Le député soutient que les dispositions des paragraphes 20 et 30 « cherchent à amoindrir l'autorité traditionnelle de la Chambre et les droits des députés, portent donc outrage à la Chambre parce qu'elles tendent à réduire sa dignité et qu'elles empêchent les députés de s'acquitter de leurs fonctions ». Cet aspect de la question, vu qu'il met en cause la question de privilège et <l'outrage, appartient clairement à un domaine dans lequel la présidence peut et doit s'aventurer.

Le député de Kamloops s'oppose au passage du paragraphe 30 de la motion où il est proposé ce qui suit :

[...] si la Chambre ne siège pas des jours désignés comme jours de séance à l'article 28 du Règlement, le nombre total de jours désignés de la période de subsides en cours doit être réduit proportionnellement au nombre de jours de séance où la Chambre n'a pas siégé[…]

Le député distingue clairement entre les éléments de la proposition qui réduisent de 25 à 20 jours la période de subsides au cours d'une session ordinaire et la proposition qui vise à réduire le nombre de jours désignés proportionnellement au nombre de jours de séance. Il reconnaît fort justement dans les premiers éléments un changement quantitatif qui n'a pas lieu d'inquiéter sur le plan de la procédure; l'autre proposition constitue selon lui un changement qualitatif, car elle affecte le droit de regard de la Chambre sur les crédits. Si la présidence comprend bien l'argumentation du député, celui-ci soutient qu'en faisant dépendre le nombre de jours désignés du nombre de jours de séance, la proposition rompt le lien entre les jours désignés et l'octroi des crédits et contrevient par conséquent au droit historique des députés d'exprimer leurs griefs et leurs demandes à la Couronne avant l'octroi des crédits. Le député appuie sur un exemple hypothétique sa thèse voulant que les nouvelles dispositions réglementaires proposées puissent amener le gouvernement à solliciter des crédits sans entendre les griefs de la Chambre.

### Objectif
Relevez chaque paragraphe ou article numéroté que cite le texte source. Les enregistrements ne servent pas dans cet exercice.

(Enregistrements bruts)

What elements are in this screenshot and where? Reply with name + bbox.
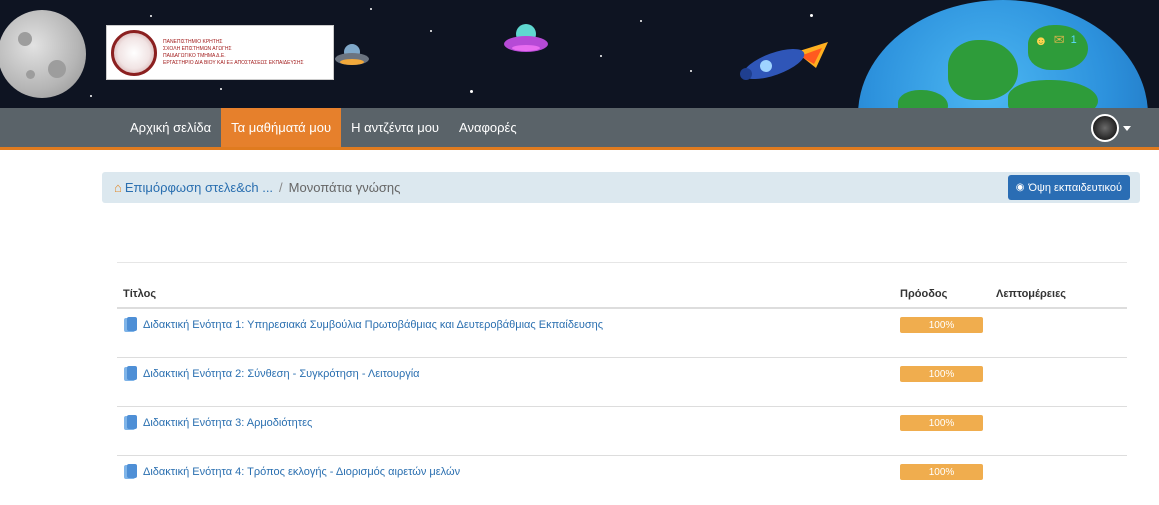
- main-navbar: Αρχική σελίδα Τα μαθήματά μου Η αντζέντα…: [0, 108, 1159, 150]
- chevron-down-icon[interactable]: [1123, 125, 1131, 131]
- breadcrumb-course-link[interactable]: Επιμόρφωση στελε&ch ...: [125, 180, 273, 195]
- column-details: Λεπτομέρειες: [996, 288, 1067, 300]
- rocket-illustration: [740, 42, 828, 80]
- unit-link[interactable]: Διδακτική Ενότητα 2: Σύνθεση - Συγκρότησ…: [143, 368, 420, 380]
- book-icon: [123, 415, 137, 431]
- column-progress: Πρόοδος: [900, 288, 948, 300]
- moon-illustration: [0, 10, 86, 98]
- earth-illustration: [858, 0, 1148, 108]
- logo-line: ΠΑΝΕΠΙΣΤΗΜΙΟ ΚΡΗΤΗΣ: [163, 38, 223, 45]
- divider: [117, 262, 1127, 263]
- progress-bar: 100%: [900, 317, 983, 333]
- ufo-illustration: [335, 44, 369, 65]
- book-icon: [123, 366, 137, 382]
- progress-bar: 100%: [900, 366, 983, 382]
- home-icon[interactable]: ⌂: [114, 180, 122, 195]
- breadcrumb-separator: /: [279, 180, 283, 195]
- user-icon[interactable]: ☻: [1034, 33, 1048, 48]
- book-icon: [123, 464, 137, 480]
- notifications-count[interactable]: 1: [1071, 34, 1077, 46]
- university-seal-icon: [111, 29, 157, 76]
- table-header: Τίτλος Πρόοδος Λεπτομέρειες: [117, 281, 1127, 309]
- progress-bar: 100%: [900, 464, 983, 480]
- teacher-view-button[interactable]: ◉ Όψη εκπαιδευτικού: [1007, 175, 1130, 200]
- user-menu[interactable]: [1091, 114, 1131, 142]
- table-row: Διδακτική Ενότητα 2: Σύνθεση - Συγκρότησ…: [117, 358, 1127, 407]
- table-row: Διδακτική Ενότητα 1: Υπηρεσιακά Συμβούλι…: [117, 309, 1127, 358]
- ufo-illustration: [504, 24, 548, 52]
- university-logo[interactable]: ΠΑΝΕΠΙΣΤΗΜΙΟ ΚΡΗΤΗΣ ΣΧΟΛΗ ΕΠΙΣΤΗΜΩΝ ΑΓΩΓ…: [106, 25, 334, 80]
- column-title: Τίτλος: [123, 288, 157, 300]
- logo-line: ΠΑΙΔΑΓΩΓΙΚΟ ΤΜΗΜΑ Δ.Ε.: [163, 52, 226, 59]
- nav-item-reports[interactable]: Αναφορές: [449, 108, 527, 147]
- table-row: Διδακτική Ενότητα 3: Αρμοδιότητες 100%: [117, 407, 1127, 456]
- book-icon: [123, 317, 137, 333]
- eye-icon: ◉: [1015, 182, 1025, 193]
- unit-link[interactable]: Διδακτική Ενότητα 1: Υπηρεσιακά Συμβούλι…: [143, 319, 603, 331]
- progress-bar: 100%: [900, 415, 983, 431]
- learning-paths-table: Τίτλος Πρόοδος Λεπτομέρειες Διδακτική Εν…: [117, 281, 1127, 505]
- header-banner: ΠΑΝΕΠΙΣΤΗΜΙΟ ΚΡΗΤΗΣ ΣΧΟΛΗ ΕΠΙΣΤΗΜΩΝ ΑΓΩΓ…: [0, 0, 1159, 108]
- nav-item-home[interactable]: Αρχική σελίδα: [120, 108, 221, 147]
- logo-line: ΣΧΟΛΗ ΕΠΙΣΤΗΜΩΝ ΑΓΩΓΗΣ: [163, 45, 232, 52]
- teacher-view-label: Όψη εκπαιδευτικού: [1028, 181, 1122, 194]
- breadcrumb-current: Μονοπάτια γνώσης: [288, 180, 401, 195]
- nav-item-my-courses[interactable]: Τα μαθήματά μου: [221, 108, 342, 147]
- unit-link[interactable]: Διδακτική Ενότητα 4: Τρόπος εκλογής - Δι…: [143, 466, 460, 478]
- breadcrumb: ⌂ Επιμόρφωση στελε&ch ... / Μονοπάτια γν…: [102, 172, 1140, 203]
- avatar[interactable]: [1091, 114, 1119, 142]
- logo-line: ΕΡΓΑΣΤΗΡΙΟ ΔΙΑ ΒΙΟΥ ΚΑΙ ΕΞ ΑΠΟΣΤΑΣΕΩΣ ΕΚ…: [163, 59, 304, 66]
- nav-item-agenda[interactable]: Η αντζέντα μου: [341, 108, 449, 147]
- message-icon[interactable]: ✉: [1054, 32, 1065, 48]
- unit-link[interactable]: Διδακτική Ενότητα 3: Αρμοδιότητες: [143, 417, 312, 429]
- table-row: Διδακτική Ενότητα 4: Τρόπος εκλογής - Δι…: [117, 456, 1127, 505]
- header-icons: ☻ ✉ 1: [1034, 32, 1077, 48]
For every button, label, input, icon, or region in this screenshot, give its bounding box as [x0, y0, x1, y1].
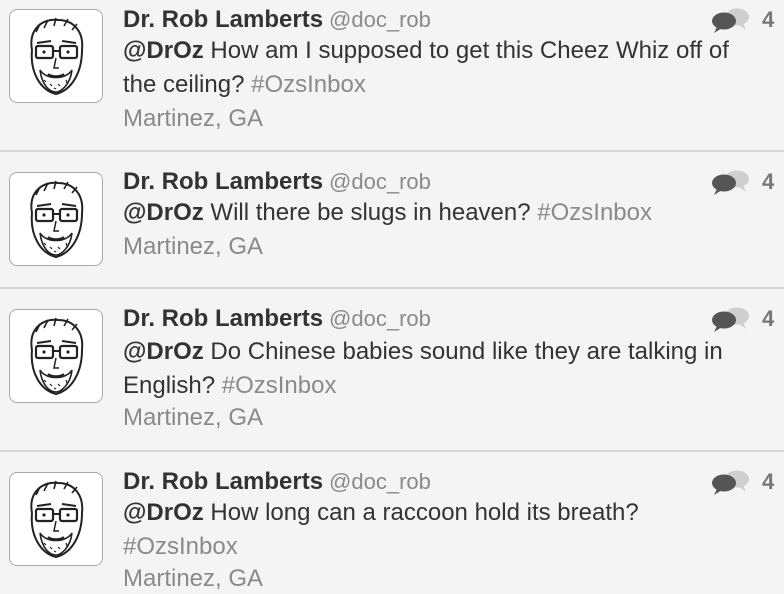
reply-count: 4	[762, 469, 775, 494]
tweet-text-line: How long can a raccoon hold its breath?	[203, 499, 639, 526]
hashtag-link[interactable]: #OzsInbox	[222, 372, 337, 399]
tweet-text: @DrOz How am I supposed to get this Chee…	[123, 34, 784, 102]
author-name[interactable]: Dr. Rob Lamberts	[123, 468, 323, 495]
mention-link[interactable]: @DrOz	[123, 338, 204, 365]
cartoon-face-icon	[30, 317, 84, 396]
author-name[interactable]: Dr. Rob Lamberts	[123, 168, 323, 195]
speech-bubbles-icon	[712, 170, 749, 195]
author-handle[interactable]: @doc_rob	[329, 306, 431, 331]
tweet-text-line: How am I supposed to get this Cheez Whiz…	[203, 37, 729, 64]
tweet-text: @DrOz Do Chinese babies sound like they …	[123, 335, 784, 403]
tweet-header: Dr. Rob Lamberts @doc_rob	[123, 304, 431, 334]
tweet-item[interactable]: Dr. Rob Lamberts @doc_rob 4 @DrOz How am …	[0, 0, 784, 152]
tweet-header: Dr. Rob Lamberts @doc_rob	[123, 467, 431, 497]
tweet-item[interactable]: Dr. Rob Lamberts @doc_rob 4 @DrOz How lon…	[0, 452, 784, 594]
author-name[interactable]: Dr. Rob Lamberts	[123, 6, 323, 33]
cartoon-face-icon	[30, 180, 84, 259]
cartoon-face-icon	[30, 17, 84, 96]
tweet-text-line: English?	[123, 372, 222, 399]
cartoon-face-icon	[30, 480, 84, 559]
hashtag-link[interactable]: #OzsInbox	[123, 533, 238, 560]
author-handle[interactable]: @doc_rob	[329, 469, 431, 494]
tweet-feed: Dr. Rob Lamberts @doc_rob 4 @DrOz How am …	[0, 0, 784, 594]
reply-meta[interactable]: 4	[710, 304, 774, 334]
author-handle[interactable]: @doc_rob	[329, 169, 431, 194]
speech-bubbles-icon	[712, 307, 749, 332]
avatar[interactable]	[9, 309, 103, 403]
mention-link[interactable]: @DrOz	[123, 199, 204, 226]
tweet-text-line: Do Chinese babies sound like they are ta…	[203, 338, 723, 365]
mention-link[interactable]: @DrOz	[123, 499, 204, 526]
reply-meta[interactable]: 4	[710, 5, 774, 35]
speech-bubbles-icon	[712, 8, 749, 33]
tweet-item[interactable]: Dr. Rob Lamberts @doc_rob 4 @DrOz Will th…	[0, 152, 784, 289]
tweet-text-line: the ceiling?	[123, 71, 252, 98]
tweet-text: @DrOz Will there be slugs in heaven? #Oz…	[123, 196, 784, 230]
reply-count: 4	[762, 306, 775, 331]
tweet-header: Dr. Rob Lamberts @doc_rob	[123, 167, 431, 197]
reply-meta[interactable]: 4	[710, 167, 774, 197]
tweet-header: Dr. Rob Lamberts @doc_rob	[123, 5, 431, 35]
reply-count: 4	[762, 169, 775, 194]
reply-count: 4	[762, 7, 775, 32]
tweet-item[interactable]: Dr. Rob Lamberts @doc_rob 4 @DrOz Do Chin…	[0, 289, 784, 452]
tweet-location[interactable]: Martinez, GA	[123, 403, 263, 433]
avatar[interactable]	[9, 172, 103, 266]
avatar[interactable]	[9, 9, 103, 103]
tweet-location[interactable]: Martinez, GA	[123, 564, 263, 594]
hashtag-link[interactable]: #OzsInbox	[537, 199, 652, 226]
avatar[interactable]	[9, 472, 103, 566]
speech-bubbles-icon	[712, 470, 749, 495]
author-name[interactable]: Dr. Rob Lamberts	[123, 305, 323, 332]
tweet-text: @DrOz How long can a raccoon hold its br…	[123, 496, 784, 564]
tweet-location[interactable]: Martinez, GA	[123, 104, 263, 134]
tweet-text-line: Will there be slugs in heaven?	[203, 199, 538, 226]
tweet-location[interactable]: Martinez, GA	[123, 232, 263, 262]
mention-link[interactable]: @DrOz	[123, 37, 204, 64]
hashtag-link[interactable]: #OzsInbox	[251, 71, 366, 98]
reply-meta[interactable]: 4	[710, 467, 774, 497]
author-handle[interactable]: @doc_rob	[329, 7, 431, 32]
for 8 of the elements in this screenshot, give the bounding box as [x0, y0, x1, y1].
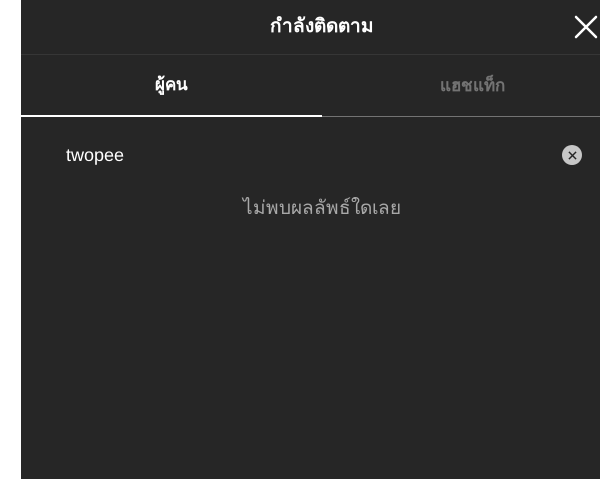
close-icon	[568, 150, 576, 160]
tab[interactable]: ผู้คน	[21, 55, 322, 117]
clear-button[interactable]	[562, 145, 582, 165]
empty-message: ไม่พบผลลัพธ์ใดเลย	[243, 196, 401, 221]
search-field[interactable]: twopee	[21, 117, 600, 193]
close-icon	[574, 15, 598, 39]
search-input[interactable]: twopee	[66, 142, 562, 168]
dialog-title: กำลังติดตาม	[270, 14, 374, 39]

### Réponse
- paragraphe 20
- paragraphe 30 (de la motion)
- article 28 du Règlement